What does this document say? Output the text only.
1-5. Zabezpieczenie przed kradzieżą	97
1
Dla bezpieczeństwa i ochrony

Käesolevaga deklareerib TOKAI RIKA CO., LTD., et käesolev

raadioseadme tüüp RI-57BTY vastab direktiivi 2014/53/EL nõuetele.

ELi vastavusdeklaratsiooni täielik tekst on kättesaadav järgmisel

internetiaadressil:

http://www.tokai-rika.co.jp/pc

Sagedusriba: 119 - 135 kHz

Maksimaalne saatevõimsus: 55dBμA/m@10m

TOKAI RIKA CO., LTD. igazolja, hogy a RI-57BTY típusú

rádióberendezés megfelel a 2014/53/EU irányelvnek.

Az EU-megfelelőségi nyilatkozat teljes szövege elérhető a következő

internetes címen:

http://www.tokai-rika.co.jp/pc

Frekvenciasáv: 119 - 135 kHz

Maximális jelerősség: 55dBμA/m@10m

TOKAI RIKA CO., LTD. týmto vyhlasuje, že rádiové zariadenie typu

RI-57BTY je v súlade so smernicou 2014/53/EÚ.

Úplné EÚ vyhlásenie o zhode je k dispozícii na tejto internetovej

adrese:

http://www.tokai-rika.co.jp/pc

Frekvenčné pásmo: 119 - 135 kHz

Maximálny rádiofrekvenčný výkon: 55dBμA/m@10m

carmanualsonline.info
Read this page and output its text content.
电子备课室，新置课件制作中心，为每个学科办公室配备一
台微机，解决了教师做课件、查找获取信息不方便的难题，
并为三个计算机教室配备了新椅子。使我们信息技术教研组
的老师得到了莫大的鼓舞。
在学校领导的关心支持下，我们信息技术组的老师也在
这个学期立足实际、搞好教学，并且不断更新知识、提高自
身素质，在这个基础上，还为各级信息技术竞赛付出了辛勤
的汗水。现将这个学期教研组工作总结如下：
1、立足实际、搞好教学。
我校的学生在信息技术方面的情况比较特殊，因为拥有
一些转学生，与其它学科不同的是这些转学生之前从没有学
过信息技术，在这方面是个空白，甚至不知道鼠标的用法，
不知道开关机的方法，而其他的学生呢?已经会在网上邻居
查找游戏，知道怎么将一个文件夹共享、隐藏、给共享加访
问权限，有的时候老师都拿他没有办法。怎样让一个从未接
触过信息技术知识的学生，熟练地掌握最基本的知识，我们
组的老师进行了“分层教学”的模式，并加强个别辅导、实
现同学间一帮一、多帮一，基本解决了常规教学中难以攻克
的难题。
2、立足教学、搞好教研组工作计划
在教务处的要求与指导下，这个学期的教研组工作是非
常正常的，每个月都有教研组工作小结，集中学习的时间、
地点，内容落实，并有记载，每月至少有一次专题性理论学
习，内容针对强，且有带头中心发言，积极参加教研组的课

# # # #

** Directions for this task **
The records above are to be repeated exactly, in their entirety.

** The reply **
What does this document say? Output the text only.
1-5. Zabezpieczenie przed kradzieżą	97
1
Dla bezpieczeństwa i ochrony

Käesolevaga deklareerib TOKAI RIKA CO., LTD., et käesolev

raadioseadme tüüp RI-57BTY vastab direktiivi 2014/53/EL nõuetele.

ELi vastavusdeklaratsiooni täielik tekst on kättesaadav järgmisel

internetiaadressil:

http://www.tokai-rika.co.jp/pc

Sagedusriba: 119 - 135 kHz

Maksimaalne saatevõimsus: 55dBμA/m@10m

TOKAI RIKA CO., LTD. igazolja, hogy a RI-57BTY típusú

rádióberendezés megfelel a 2014/53/EU irányelvnek.

Az EU-megfelelőségi nyilatkozat teljes szövege elérhető a következő

internetes címen:

http://www.tokai-rika.co.jp/pc

Frekvenciasáv: 119 - 135 kHz

Maximális jelerősség: 55dBμA/m@10m

TOKAI RIKA CO., LTD. týmto vyhlasuje, že rádiové zariadenie typu

RI-57BTY je v súlade so smernicou 2014/53/EÚ.

Úplné EÚ vyhlásenie o zhode je k dispozícii na tejto internetovej

adrese:

http://www.tokai-rika.co.jp/pc

Frekvenčné pásmo: 119 - 135 kHz

Maximálny rádiofrekvenčný výkon: 55dBμA/m@10m

carmanualsonline.info
Read this page and output its text content.
电子备课室，新置课件制作中心，为每个学科办公室配备一
台微机，解决了教师做课件、查找获取信息不方便的难题，
并为三个计算机教室配备了新椅子。使我们信息技术教研组
的老师得到了莫大的鼓舞。
在学校领导的关心支持下，我们信息技术组的老师也在
这个学期立足实际、搞好教学，并且不断更新知识、提高自
身素质，在这个基础上，还为各级信息技术竞赛付出了辛勤
的汗水。现将这个学期教研组工作总结如下：
1、立足实际、搞好教学。
我校的学生在信息技术方面的情况比较特殊，因为拥有
一些转学生，与其它学科不同的是这些转学生之前从没有学
过信息技术，在这方面是个空白，甚至不知道鼠标的用法，
不知道开关机的方法，而其他的学生呢?已经会在网上邻居
查找游戏，知道怎么将一个文件夹共享、隐藏、给共享加访
问权限，有的时候老师都拿他没有办法。怎样让一个从未接
触过信息技术知识的学生，熟练地掌握最基本的知识，我们
组的老师进行了“分层教学”的模式，并加强个别辅导、实
现同学间一帮一、多帮一，基本解决了常规教学中难以攻克
的难题。
2、立足教学、搞好教研组工作计划
在教务处的要求与指导下，这个学期的教研组工作是非
常正常的，每个月都有教研组工作小结，集中学习的时间、
地点，内容落实，并有记载，每月至少有一次专题性理论学
习，内容针对强，且有带头中心发言，积极参加教研组的课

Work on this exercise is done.